====== Given information

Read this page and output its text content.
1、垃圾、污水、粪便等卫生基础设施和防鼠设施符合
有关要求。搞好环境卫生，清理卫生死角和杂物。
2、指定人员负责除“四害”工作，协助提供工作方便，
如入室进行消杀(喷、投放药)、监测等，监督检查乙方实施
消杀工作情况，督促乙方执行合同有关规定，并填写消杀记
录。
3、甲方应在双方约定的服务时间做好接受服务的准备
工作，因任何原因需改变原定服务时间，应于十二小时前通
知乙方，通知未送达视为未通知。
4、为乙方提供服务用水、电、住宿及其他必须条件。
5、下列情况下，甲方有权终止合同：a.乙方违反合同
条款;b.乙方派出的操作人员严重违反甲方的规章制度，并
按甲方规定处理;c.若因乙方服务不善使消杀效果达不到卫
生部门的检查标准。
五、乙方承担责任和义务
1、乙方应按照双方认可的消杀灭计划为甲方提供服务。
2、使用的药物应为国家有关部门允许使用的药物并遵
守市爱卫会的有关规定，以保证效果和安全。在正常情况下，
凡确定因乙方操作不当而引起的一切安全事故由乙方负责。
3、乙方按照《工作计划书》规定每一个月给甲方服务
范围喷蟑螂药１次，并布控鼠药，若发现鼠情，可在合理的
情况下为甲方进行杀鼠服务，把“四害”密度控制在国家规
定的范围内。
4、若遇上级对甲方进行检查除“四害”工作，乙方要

============

> Short task:
Give the records above again, word for word.

> Exercise solution:
Read this page and output its text content.
1、垃圾、污水、粪便等卫生基础设施和防鼠设施符合
有关要求。搞好环境卫生，清理卫生死角和杂物。
2、指定人员负责除“四害”工作，协助提供工作方便，
如入室进行消杀(喷、投放药)、监测等，监督检查乙方实施
消杀工作情况，督促乙方执行合同有关规定，并填写消杀记
录。
3、甲方应在双方约定的服务时间做好接受服务的准备
工作，因任何原因需改变原定服务时间，应于十二小时前通
知乙方，通知未送达视为未通知。
4、为乙方提供服务用水、电、住宿及其他必须条件。
5、下列情况下，甲方有权终止合同：a.乙方违反合同
条款;b.乙方派出的操作人员严重违反甲方的规章制度，并
按甲方规定处理;c.若因乙方服务不善使消杀效果达不到卫
生部门的检查标准。
五、乙方承担责任和义务
1、乙方应按照双方认可的消杀灭计划为甲方提供服务。
2、使用的药物应为国家有关部门允许使用的药物并遵
守市爱卫会的有关规定，以保证效果和安全。在正常情况下，
凡确定因乙方操作不当而引起的一切安全事故由乙方负责。
3、乙方按照《工作计划书》规定每一个月给甲方服务
范围喷蟑螂药１次，并布控鼠药，若发现鼠情，可在合理的
情况下为甲方进行杀鼠服务，把“四害”密度控制在国家规
定的范围内。
4、若遇上级对甲方进行检查除“四害”工作，乙方要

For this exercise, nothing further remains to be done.